-- Start of Data for this task --

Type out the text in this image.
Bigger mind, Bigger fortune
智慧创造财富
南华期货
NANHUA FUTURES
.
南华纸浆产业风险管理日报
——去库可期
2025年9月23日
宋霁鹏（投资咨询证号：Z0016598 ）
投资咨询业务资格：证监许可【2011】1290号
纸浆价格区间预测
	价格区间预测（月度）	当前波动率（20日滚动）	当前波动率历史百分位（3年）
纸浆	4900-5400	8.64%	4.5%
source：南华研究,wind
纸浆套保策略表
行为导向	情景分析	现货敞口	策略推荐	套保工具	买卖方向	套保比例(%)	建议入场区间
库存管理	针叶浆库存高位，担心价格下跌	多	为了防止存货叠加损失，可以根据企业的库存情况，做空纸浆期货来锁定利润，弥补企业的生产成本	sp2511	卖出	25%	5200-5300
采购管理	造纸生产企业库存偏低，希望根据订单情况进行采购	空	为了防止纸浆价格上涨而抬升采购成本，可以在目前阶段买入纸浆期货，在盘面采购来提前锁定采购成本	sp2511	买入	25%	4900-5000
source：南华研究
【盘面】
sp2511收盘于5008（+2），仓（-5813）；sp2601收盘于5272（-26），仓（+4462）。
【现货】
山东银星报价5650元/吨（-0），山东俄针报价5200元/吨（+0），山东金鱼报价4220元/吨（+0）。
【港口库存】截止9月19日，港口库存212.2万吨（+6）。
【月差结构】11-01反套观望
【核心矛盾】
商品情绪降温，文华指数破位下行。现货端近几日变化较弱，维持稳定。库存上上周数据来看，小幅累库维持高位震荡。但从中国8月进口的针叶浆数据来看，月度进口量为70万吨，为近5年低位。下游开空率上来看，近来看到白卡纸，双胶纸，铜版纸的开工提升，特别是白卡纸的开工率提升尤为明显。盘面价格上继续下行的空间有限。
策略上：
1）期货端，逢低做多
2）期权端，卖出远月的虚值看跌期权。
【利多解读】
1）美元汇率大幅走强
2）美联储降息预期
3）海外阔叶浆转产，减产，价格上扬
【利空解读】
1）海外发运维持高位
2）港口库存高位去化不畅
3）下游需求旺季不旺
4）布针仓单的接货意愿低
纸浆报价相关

-- End of Data for this task --

- Request -
Transcribe the records above exactly as they appear.

- The solution -
Type out the text in this image.
Bigger mind, Bigger fortune
智慧创造财富
南华期货
NANHUA FUTURES
.
南华纸浆产业风险管理日报
——去库可期
2025年9月23日
宋霁鹏（投资咨询证号：Z0016598 ）
投资咨询业务资格：证监许可【2011】1290号
纸浆价格区间预测
	价格区间预测（月度）	当前波动率（20日滚动）	当前波动率历史百分位（3年）
纸浆	4900-5400	8.64%	4.5%
source：南华研究,wind
纸浆套保策略表
行为导向	情景分析	现货敞口	策略推荐	套保工具	买卖方向	套保比例(%)	建议入场区间
库存管理	针叶浆库存高位，担心价格下跌	多	为了防止存货叠加损失，可以根据企业的库存情况，做空纸浆期货来锁定利润，弥补企业的生产成本	sp2511	卖出	25%	5200-5300
采购管理	造纸生产企业库存偏低，希望根据订单情况进行采购	空	为了防止纸浆价格上涨而抬升采购成本，可以在目前阶段买入纸浆期货，在盘面采购来提前锁定采购成本	sp2511	买入	25%	4900-5000
source：南华研究
【盘面】
sp2511收盘于5008（+2），仓（-5813）；sp2601收盘于5272（-26），仓（+4462）。
【现货】
山东银星报价5650元/吨（-0），山东俄针报价5200元/吨（+0），山东金鱼报价4220元/吨（+0）。
【港口库存】截止9月19日，港口库存212.2万吨（+6）。
【月差结构】11-01反套观望
【核心矛盾】
商品情绪降温，文华指数破位下行。现货端近几日变化较弱，维持稳定。库存上上周数据来看，小幅累库维持高位震荡。但从中国8月进口的针叶浆数据来看，月度进口量为70万吨，为近5年低位。下游开空率上来看，近来看到白卡纸，双胶纸，铜版纸的开工提升，特别是白卡纸的开工率提升尤为明显。盘面价格上继续下行的空间有限。
策略上：
1）期货端，逢低做多
2）期权端，卖出远月的虚值看跌期权。
【利多解读】
1）美元汇率大幅走强
2）美联储降息预期
3）海外阔叶浆转产，减产，价格上扬
【利空解读】
1）海外发运维持高位
2）港口库存高位去化不畅
3）下游需求旺季不旺
4）布针仓单的接货意愿低
纸浆报价相关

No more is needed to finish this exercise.